Collected data

-- BEGIN --

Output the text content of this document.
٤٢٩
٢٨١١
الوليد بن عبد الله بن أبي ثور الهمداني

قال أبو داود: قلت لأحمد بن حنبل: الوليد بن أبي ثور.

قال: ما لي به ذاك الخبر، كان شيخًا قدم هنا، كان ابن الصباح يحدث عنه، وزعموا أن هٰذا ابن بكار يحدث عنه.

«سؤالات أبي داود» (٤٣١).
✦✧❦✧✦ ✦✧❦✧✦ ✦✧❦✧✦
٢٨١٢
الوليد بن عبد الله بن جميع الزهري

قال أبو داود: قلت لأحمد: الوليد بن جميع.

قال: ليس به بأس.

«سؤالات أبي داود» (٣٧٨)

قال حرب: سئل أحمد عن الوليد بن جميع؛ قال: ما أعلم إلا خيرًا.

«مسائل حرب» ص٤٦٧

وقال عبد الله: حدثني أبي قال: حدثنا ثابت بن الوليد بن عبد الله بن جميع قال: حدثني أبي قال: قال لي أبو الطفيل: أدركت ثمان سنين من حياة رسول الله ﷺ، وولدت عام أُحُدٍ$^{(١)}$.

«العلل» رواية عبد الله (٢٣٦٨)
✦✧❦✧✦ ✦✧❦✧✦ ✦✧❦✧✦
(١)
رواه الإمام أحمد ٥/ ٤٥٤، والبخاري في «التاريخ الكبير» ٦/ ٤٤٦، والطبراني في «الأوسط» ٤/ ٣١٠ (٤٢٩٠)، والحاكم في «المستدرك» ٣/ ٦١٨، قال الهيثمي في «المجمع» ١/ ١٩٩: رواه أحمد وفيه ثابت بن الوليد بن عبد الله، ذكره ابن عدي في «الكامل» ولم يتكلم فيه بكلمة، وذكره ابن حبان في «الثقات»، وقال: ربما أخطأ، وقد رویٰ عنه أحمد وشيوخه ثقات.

-- END --

What you will do - Using the data above, return each line exactly as written.

Result for this exercise -
Output the text content of this document.
٤٢٩
٢٨١١
الوليد بن عبد الله بن أبي ثور الهمداني

قال أبو داود: قلت لأحمد بن حنبل: الوليد بن أبي ثور.

قال: ما لي به ذاك الخبر، كان شيخًا قدم هنا، كان ابن الصباح يحدث عنه، وزعموا أن هٰذا ابن بكار يحدث عنه.

«سؤالات أبي داود» (٤٣١).
✦✧❦✧✦ ✦✧❦✧✦ ✦✧❦✧✦
٢٨١٢
الوليد بن عبد الله بن جميع الزهري

قال أبو داود: قلت لأحمد: الوليد بن جميع.

قال: ليس به بأس.

«سؤالات أبي داود» (٣٧٨)

قال حرب: سئل أحمد عن الوليد بن جميع؛ قال: ما أعلم إلا خيرًا.

«مسائل حرب» ص٤٦٧

وقال عبد الله: حدثني أبي قال: حدثنا ثابت بن الوليد بن عبد الله بن جميع قال: حدثني أبي قال: قال لي أبو الطفيل: أدركت ثمان سنين من حياة رسول الله ﷺ، وولدت عام أُحُدٍ$^{(١)}$.

«العلل» رواية عبد الله (٢٣٦٨)
✦✧❦✧✦ ✦✧❦✧✦ ✦✧❦✧✦
(١)
رواه الإمام أحمد ٥/ ٤٥٤، والبخاري في «التاريخ الكبير» ٦/ ٤٤٦، والطبراني في «الأوسط» ٤/ ٣١٠ (٤٢٩٠)، والحاكم في «المستدرك» ٣/ ٦١٨، قال الهيثمي في «المجمع» ١/ ١٩٩: رواه أحمد وفيه ثابت بن الوليد بن عبد الله، ذكره ابن عدي في «الكامل» ولم يتكلم فيه بكلمة، وذكره ابن حبان في «الثقات»، وقال: ربما أخطأ، وقد رویٰ عنه أحمد وشيوخه ثقات.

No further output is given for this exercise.